=== Data for the task ===

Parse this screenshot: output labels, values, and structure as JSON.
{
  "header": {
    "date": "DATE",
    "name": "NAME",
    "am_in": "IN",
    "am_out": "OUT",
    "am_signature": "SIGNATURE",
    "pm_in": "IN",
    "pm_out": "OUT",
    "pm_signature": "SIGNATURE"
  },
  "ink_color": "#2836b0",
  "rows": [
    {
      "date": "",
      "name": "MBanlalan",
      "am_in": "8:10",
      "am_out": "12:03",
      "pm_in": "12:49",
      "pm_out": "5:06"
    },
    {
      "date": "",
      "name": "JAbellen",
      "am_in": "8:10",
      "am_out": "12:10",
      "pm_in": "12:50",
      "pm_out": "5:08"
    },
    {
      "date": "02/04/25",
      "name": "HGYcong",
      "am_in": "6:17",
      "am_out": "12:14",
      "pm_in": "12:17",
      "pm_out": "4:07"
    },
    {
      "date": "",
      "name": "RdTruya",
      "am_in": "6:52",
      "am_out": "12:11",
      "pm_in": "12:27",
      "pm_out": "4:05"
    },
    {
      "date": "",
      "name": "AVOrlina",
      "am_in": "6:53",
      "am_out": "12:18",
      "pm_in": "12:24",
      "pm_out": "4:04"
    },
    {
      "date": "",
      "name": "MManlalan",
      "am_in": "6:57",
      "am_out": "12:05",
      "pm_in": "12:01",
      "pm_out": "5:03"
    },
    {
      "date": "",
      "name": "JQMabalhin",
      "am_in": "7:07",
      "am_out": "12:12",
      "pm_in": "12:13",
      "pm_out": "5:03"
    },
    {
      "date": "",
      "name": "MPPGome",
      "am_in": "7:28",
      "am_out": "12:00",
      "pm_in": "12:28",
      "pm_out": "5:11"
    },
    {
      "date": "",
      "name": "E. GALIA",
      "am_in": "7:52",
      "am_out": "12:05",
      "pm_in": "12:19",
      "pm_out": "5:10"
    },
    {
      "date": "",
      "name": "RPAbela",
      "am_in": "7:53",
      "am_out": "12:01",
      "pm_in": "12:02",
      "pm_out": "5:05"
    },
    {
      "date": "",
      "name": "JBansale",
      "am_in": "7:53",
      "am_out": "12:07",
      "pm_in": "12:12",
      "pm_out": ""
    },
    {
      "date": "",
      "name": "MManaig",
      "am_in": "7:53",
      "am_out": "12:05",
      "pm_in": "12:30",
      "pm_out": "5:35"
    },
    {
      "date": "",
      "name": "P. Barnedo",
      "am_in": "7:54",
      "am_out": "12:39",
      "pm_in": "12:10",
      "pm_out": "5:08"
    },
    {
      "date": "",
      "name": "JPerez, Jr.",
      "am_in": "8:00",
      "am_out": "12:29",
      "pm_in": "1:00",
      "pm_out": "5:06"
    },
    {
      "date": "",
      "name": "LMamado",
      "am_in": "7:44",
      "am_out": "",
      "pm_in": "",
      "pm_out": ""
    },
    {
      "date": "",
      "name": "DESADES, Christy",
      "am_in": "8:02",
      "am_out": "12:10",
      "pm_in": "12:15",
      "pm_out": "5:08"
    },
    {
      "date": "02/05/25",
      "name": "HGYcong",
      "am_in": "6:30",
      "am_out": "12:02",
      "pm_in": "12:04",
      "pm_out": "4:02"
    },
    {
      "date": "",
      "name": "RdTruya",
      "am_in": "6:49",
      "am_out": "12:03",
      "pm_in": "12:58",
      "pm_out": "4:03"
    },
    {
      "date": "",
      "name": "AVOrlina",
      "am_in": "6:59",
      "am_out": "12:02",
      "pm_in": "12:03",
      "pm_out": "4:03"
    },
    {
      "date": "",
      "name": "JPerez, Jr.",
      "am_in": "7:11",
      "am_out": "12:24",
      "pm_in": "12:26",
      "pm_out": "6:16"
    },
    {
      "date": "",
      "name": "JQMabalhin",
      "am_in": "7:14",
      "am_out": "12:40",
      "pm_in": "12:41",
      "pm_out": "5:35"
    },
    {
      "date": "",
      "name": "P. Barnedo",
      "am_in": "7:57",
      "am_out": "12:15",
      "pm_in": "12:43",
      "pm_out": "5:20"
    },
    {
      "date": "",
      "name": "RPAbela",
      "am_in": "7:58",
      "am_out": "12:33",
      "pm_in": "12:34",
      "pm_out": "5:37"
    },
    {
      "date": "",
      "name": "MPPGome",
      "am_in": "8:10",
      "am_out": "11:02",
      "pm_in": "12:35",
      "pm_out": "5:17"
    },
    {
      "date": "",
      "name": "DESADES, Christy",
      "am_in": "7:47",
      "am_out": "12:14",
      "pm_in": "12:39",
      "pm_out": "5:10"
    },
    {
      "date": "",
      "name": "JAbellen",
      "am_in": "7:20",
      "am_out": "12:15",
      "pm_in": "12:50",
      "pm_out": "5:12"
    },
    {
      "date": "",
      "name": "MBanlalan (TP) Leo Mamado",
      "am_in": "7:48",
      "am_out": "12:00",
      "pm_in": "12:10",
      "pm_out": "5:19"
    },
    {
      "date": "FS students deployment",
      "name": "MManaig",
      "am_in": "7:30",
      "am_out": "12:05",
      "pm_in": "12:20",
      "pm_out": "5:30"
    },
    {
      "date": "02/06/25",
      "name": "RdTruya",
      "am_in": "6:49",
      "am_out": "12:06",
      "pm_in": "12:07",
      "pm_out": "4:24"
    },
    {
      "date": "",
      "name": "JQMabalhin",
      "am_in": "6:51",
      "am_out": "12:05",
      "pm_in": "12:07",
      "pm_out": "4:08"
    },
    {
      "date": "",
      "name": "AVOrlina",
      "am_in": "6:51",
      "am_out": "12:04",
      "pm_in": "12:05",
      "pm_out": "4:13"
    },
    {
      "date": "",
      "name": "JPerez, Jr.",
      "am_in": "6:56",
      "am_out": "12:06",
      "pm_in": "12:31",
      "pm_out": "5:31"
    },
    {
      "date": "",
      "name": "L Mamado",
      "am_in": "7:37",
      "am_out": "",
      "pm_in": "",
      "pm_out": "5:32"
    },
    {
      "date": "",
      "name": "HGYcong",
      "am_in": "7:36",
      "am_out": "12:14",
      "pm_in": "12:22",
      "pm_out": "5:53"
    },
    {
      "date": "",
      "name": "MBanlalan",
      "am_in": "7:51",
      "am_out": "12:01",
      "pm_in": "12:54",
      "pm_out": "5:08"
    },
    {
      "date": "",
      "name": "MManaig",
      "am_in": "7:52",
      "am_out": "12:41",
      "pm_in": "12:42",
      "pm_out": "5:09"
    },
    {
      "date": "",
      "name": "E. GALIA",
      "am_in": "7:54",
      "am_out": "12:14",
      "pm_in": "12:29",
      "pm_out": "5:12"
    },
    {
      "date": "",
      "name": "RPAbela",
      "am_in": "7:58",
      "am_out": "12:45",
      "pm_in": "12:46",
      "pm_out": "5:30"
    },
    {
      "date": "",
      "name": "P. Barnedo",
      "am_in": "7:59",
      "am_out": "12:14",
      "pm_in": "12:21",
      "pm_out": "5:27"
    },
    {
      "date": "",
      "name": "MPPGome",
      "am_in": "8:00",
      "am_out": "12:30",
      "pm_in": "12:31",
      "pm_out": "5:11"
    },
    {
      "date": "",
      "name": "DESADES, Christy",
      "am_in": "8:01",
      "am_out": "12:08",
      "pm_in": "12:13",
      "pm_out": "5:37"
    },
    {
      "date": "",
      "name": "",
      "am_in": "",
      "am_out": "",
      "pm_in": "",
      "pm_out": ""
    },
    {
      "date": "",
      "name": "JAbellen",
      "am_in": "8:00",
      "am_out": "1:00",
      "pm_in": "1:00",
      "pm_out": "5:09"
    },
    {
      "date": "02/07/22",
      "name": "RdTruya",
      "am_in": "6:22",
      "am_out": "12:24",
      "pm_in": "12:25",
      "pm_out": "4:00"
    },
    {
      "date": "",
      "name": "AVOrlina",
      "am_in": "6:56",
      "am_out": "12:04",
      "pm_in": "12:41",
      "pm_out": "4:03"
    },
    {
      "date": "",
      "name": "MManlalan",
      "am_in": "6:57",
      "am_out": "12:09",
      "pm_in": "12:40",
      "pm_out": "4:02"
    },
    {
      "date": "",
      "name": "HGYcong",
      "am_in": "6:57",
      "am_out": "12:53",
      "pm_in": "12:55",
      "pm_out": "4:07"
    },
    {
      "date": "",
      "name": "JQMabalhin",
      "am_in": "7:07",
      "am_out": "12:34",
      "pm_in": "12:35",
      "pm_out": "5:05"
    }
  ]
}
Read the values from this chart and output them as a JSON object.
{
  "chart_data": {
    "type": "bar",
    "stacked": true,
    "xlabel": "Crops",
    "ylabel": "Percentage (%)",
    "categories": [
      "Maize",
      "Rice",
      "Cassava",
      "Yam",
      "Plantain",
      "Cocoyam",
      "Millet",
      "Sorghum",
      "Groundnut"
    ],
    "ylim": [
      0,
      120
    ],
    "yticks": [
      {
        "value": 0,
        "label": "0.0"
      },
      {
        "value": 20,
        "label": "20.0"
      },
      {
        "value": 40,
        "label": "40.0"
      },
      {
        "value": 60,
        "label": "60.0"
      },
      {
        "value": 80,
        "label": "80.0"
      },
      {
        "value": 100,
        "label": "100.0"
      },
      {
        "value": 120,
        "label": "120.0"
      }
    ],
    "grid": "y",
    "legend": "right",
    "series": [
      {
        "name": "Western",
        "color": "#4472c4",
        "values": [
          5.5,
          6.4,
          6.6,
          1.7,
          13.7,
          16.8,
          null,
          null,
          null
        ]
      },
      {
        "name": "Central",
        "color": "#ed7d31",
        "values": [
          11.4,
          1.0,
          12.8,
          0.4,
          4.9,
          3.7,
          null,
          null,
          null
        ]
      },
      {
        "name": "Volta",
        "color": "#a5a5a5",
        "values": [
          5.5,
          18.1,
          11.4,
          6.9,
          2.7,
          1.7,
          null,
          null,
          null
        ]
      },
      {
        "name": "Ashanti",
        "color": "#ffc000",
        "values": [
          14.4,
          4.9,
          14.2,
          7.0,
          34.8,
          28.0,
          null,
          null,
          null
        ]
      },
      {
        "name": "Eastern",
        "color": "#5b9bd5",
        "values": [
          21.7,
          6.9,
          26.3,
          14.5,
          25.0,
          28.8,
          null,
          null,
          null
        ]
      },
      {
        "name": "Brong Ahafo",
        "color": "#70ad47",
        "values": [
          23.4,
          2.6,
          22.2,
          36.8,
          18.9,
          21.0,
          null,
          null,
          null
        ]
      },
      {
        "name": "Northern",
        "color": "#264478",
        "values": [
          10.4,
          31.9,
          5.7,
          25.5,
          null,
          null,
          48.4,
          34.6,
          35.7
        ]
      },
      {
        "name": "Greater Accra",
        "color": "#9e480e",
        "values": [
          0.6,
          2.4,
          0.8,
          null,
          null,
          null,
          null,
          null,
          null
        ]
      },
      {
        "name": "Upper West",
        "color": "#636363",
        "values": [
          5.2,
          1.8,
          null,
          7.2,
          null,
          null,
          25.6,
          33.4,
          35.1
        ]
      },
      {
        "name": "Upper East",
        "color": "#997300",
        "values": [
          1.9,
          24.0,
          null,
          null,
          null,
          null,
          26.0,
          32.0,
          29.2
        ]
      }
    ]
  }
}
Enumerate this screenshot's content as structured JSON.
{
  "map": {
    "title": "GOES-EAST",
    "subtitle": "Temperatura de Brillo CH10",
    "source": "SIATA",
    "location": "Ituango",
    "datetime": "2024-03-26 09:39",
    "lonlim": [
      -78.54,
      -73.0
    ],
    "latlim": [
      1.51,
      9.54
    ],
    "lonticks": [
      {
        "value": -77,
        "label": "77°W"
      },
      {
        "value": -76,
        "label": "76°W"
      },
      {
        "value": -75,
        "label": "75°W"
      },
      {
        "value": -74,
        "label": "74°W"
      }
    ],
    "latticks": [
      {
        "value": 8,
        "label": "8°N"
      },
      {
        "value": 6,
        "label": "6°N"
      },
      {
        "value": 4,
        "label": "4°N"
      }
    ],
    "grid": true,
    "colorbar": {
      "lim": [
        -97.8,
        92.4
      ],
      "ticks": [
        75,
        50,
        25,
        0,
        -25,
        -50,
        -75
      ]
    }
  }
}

===

The task: Make a copy of each line that contains the string "SIGNATURE".

The result:
    "am_signature": "SIGNATURE",
    "pm_signature": "SIGNATURE"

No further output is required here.